• What to produce: Lines that contain "this" are to be counted; give only their number.

• Provided records:
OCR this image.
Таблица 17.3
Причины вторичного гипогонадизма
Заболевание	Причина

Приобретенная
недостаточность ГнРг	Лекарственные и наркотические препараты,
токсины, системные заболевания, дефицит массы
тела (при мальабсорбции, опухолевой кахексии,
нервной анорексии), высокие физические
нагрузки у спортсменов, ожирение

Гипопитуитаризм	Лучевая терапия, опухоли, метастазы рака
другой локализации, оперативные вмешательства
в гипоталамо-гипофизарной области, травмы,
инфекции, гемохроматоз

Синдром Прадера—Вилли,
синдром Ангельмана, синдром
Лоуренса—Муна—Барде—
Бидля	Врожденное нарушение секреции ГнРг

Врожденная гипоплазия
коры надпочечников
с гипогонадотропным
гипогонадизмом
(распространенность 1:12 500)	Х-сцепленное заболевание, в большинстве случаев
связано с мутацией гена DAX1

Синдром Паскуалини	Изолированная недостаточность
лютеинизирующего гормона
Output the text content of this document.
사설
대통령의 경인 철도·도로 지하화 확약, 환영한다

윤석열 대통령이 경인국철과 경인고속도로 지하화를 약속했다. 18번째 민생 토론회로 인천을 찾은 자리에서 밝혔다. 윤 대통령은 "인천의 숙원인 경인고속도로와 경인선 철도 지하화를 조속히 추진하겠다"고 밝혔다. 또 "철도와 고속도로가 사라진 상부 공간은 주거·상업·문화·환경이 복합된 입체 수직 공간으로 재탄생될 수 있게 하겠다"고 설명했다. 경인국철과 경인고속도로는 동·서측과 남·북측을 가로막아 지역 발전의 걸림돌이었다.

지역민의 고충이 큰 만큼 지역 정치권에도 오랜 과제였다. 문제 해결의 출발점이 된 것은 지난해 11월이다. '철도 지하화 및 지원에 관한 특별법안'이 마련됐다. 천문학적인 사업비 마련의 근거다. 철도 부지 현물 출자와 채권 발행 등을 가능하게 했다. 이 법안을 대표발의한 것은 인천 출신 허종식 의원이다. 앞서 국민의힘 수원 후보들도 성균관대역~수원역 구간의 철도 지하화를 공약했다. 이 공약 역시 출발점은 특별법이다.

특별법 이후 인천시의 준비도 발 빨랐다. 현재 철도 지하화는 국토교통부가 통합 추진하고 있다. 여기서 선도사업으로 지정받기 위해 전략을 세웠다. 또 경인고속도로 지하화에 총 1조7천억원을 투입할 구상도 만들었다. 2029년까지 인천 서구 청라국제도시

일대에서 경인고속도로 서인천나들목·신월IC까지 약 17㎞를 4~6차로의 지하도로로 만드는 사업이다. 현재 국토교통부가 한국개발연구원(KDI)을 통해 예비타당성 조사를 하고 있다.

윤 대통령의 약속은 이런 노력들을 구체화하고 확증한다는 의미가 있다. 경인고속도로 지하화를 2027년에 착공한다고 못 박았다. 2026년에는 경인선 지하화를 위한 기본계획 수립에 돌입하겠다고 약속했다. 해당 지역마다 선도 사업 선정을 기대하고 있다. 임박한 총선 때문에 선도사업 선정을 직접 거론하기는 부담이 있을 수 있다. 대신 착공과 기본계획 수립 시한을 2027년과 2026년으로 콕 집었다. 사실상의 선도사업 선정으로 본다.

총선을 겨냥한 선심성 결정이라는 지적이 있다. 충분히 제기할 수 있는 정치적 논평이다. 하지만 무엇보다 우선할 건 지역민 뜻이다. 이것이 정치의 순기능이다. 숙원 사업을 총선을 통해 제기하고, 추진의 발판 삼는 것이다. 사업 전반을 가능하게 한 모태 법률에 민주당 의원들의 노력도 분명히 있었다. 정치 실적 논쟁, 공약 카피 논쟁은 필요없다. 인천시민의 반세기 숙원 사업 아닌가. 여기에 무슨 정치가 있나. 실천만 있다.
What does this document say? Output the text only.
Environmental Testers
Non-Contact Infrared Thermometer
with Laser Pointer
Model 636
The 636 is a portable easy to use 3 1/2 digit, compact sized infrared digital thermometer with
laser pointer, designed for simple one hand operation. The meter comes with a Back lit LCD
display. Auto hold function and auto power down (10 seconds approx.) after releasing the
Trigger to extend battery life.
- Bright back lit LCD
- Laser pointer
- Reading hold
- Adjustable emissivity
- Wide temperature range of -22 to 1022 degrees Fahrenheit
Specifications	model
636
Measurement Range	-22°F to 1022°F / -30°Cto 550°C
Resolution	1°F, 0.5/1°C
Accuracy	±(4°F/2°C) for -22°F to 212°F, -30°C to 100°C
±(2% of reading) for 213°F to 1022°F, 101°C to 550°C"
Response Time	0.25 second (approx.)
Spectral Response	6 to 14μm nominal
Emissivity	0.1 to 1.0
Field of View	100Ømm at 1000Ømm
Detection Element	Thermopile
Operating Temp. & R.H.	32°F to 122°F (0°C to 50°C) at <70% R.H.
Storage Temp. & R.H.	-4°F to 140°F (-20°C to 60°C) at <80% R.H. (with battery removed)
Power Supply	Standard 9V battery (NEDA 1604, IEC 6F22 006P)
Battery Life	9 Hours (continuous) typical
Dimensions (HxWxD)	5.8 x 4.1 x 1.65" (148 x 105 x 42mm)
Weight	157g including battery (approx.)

• The answer: 3